The records below are to be copied word for word, with every picture left out.

START THE INPUT

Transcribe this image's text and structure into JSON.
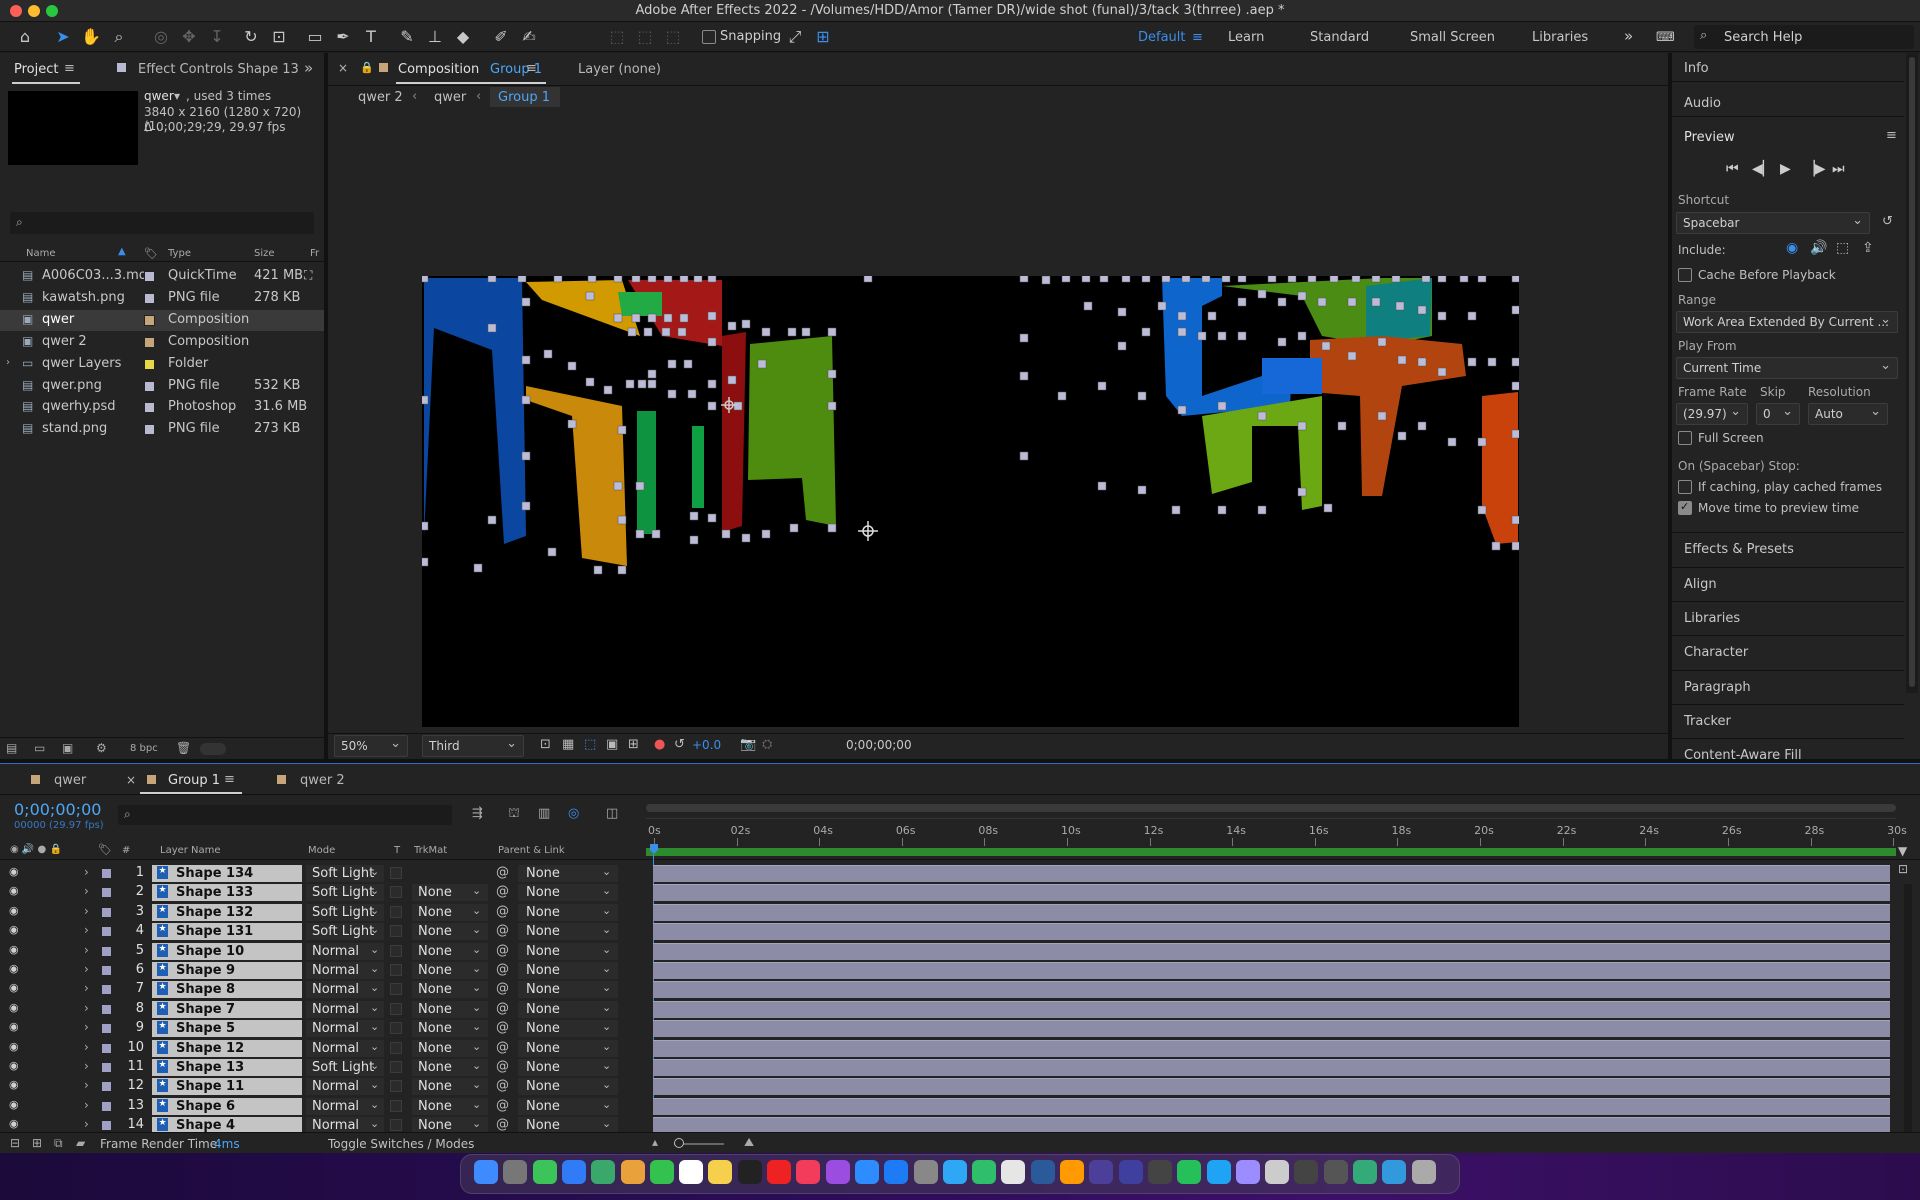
{
  "title": "Adobe After Effects 2022 - /Volumes/HDD/Amor (Tamer DR)/wide shot (funal)/3/tack 3(thrree) .aep *",
  "toolbar": {
    "snapping": "Snapping",
    "workspaces": [
      "Default",
      "Learn",
      "Standard",
      "Small Screen",
      "Libraries"
    ],
    "search": "Search Help"
  },
  "project": {
    "tab": "Project",
    "effects_tab": "Effect Controls Shape 13",
    "item_name": "qwer",
    "item_used": ", used 3 times",
    "item_dims": "3840 x 2160  (1280 x 720) (1...",
    "item_dur": "Δ 0;00;29;29, 29.97 fps",
    "cols": {
      "name": "Name",
      "type": "Type",
      "size": "Size",
      "fr": "Fr"
    },
    "items": [
      {
        "name": "A006C03...3.mov",
        "type": "QuickTime",
        "size": "421 MB",
        "swatch": "#b9b9d2"
      },
      {
        "name": "kawatsh.png",
        "type": "PNG file",
        "size": "278 KB",
        "swatch": "#b9b9d2"
      },
      {
        "name": "qwer",
        "type": "Composition",
        "size": "",
        "swatch": "#c6a57a"
      },
      {
        "name": "qwer 2",
        "type": "Composition",
        "size": "",
        "swatch": "#c6a57a"
      },
      {
        "name": "qwer Layers",
        "type": "Folder",
        "size": "",
        "swatch": "#e5d94a"
      },
      {
        "name": "qwer.png",
        "type": "PNG file",
        "size": "532 KB",
        "swatch": "#b9b9d2"
      },
      {
        "name": "qwerhy.psd",
        "type": "Photoshop",
        "size": "31.6 MB",
        "swatch": "#b9b9d2"
      },
      {
        "name": "stand.png",
        "type": "PNG file",
        "size": "273 KB",
        "swatch": "#b9b9d2"
      }
    ],
    "bpc": "8 bpc"
  },
  "comp": {
    "tab_prefix": "Composition",
    "tab_name": "Group 1",
    "layer_tab": "Layer (none)",
    "crumbs": [
      "qwer 2",
      "qwer",
      "Group 1"
    ],
    "zoom": "50%",
    "res": "Third",
    "exposure": "+0.0",
    "timecode": "0;00;00;00"
  },
  "right": {
    "info": "Info",
    "audio": "Audio",
    "preview": "Preview",
    "shortcut_label": "Shortcut",
    "shortcut": "Spacebar",
    "include": "Include:",
    "cache_before": "Cache Before Playback",
    "range_label": "Range",
    "range": "Work Area Extended By Current ...",
    "play_from_label": "Play From",
    "play_from": "Current Time",
    "frame_rate_label": "Frame Rate",
    "skip_label": "Skip",
    "resolution_label": "Resolution",
    "frame_rate": "(29.97)",
    "skip": "0",
    "resolution": "Auto",
    "full_screen": "Full Screen",
    "on_stop": "On (Spacebar) Stop:",
    "if_caching": "If caching, play cached frames",
    "move_time": "Move time to preview time",
    "panels": [
      "Effects & Presets",
      "Align",
      "Libraries",
      "Character",
      "Paragraph",
      "Tracker",
      "Content-Aware Fill"
    ]
  },
  "timeline": {
    "tabs": [
      "qwer",
      "Group 1",
      "qwer 2"
    ],
    "timecode": "0;00;00;00",
    "fps": "00000 (29.97 fps)",
    "ruler": [
      "0s",
      "02s",
      "04s",
      "06s",
      "08s",
      "10s",
      "12s",
      "14s",
      "16s",
      "18s",
      "20s",
      "22s",
      "24s",
      "26s",
      "28s",
      "30s"
    ],
    "cols": {
      "num": "#",
      "name": "Layer Name",
      "mode": "Mode",
      "t": "T",
      "trkmat": "TrkMat",
      "parent": "Parent & Link"
    },
    "layers": [
      {
        "n": "1",
        "name": "Shape 134",
        "mode": "Soft Light",
        "trk": "",
        "parent": "None"
      },
      {
        "n": "2",
        "name": "Shape 133",
        "mode": "Soft Light",
        "trk": "None",
        "parent": "None"
      },
      {
        "n": "3",
        "name": "Shape 132",
        "mode": "Soft Light",
        "trk": "None",
        "parent": "None"
      },
      {
        "n": "4",
        "name": "Shape 131",
        "mode": "Soft Light",
        "trk": "None",
        "parent": "None"
      },
      {
        "n": "5",
        "name": "Shape 10",
        "mode": "Normal",
        "trk": "None",
        "parent": "None"
      },
      {
        "n": "6",
        "name": "Shape 9",
        "mode": "Normal",
        "trk": "None",
        "parent": "None"
      },
      {
        "n": "7",
        "name": "Shape 8",
        "mode": "Normal",
        "trk": "None",
        "parent": "None"
      },
      {
        "n": "8",
        "name": "Shape 7",
        "mode": "Normal",
        "trk": "None",
        "parent": "None"
      },
      {
        "n": "9",
        "name": "Shape 5",
        "mode": "Normal",
        "trk": "None",
        "parent": "None"
      },
      {
        "n": "10",
        "name": "Shape 12",
        "mode": "Normal",
        "trk": "None",
        "parent": "None"
      },
      {
        "n": "11",
        "name": "Shape 13",
        "mode": "Soft Light",
        "trk": "None",
        "parent": "None"
      },
      {
        "n": "12",
        "name": "Shape 11",
        "mode": "Normal",
        "trk": "None",
        "parent": "None"
      },
      {
        "n": "13",
        "name": "Shape 6",
        "mode": "Normal",
        "trk": "None",
        "parent": "None"
      },
      {
        "n": "14",
        "name": "Shape 4",
        "mode": "Normal",
        "trk": "None",
        "parent": "None"
      }
    ],
    "render_label": "Frame Render Time",
    "render_value": "4ms",
    "toggle": "Toggle Switches / Modes"
  },
  "colors": {
    "accent": "#2d8ceb",
    "timecode": "#4ea6f4",
    "bar": "#8c8ca7",
    "label": "#a0a0c4"
  }
}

END THE INPUT

* [WRITTEN SOLUTION]:
Transcribe this image's text and structure into JSON.
{
  "title": "Adobe After Effects 2022 - /Volumes/HDD/Amor (Tamer DR)/wide shot (funal)/3/tack 3(thrree) .aep *",
  "toolbar": {
    "snapping": "Snapping",
    "workspaces": [
      "Default",
      "Learn",
      "Standard",
      "Small Screen",
      "Libraries"
    ],
    "search": "Search Help"
  },
  "project": {
    "tab": "Project",
    "effects_tab": "Effect Controls Shape 13",
    "item_name": "qwer",
    "item_used": ", used 3 times",
    "item_dims": "3840 x 2160  (1280 x 720) (1...",
    "item_dur": "Δ 0;00;29;29, 29.97 fps",
    "cols": {
      "name": "Name",
      "type": "Type",
      "size": "Size",
      "fr": "Fr"
    },
    "items": [
      {
        "name": "A006C03...3.mov",
        "type": "QuickTime",
        "size": "421 MB",
        "swatch": "#b9b9d2"
      },
      {
        "name": "kawatsh.png",
        "type": "PNG file",
        "size": "278 KB",
        "swatch": "#b9b9d2"
      },
      {
        "name": "qwer",
        "type": "Composition",
        "size": "",
        "swatch": "#c6a57a"
      },
      {
        "name": "qwer 2",
        "type": "Composition",
        "size": "",
        "swatch": "#c6a57a"
      },
      {
        "name": "qwer Layers",
        "type": "Folder",
        "size": "",
        "swatch": "#e5d94a"
      },
      {
        "name": "qwer.png",
        "type": "PNG file",
        "size": "532 KB",
        "swatch": "#b9b9d2"
      },
      {
        "name": "qwerhy.psd",
        "type": "Photoshop",
        "size": "31.6 MB",
        "swatch": "#b9b9d2"
      },
      {
        "name": "stand.png",
        "type": "PNG file",
        "size": "273 KB",
        "swatch": "#b9b9d2"
      }
    ],
    "bpc": "8 bpc"
  },
  "comp": {
    "tab_prefix": "Composition",
    "tab_name": "Group 1",
    "layer_tab": "Layer (none)",
    "crumbs": [
      "qwer 2",
      "qwer",
      "Group 1"
    ],
    "zoom": "50%",
    "res": "Third",
    "exposure": "+0.0",
    "timecode": "0;00;00;00"
  },
  "right": {
    "info": "Info",
    "audio": "Audio",
    "preview": "Preview",
    "shortcut_label": "Shortcut",
    "shortcut": "Spacebar",
    "include": "Include:",
    "cache_before": "Cache Before Playback",
    "range_label": "Range",
    "range": "Work Area Extended By Current ...",
    "play_from_label": "Play From",
    "play_from": "Current Time",
    "frame_rate_label": "Frame Rate",
    "skip_label": "Skip",
    "resolution_label": "Resolution",
    "frame_rate": "(29.97)",
    "skip": "0",
    "resolution": "Auto",
    "full_screen": "Full Screen",
    "on_stop": "On (Spacebar) Stop:",
    "if_caching": "If caching, play cached frames",
    "move_time": "Move time to preview time",
    "panels": [
      "Effects & Presets",
      "Align",
      "Libraries",
      "Character",
      "Paragraph",
      "Tracker",
      "Content-Aware Fill"
    ]
  },
  "timeline": {
    "tabs": [
      "qwer",
      "Group 1",
      "qwer 2"
    ],
    "timecode": "0;00;00;00",
    "fps": "00000 (29.97 fps)",
    "ruler": [
      "0s",
      "02s",
      "04s",
      "06s",
      "08s",
      "10s",
      "12s",
      "14s",
      "16s",
      "18s",
      "20s",
      "22s",
      "24s",
      "26s",
      "28s",
      "30s"
    ],
    "cols": {
      "num": "#",
      "name": "Layer Name",
      "mode": "Mode",
      "t": "T",
      "trkmat": "TrkMat",
      "parent": "Parent & Link"
    },
    "layers": [
      {
        "n": "1",
        "name": "Shape 134",
        "mode": "Soft Light",
        "trk": "",
        "parent": "None"
      },
      {
        "n": "2",
        "name": "Shape 133",
        "mode": "Soft Light",
        "trk": "None",
        "parent": "None"
      },
      {
        "n": "3",
        "name": "Shape 132",
        "mode": "Soft Light",
        "trk": "None",
        "parent": "None"
      },
      {
        "n": "4",
        "name": "Shape 131",
        "mode": "Soft Light",
        "trk": "None",
        "parent": "None"
      },
      {
        "n": "5",
        "name": "Shape 10",
        "mode": "Normal",
        "trk": "None",
        "parent": "None"
      },
      {
        "n": "6",
        "name": "Shape 9",
        "mode": "Normal",
        "trk": "None",
        "parent": "None"
      },
      {
        "n": "7",
        "name": "Shape 8",
        "mode": "Normal",
        "trk": "None",
        "parent": "None"
      },
      {
        "n": "8",
        "name": "Shape 7",
        "mode": "Normal",
        "trk": "None",
        "parent": "None"
      },
      {
        "n": "9",
        "name": "Shape 5",
        "mode": "Normal",
        "trk": "None",
        "parent": "None"
      },
      {
        "n": "10",
        "name": "Shape 12",
        "mode": "Normal",
        "trk": "None",
        "parent": "None"
      },
      {
        "n": "11",
        "name": "Shape 13",
        "mode": "Soft Light",
        "trk": "None",
        "parent": "None"
      },
      {
        "n": "12",
        "name": "Shape 11",
        "mode": "Normal",
        "trk": "None",
        "parent": "None"
      },
      {
        "n": "13",
        "name": "Shape 6",
        "mode": "Normal",
        "trk": "None",
        "parent": "None"
      },
      {
        "n": "14",
        "name": "Shape 4",
        "mode": "Normal",
        "trk": "None",
        "parent": "None"
      }
    ],
    "render_label": "Frame Render Time",
    "render_value": "4ms",
    "toggle": "Toggle Switches / Modes"
  },
  "colors": {
    "accent": "#2d8ceb",
    "timecode": "#4ea6f4",
    "bar": "#8c8ca7",
    "label": "#a0a0c4"
  }
}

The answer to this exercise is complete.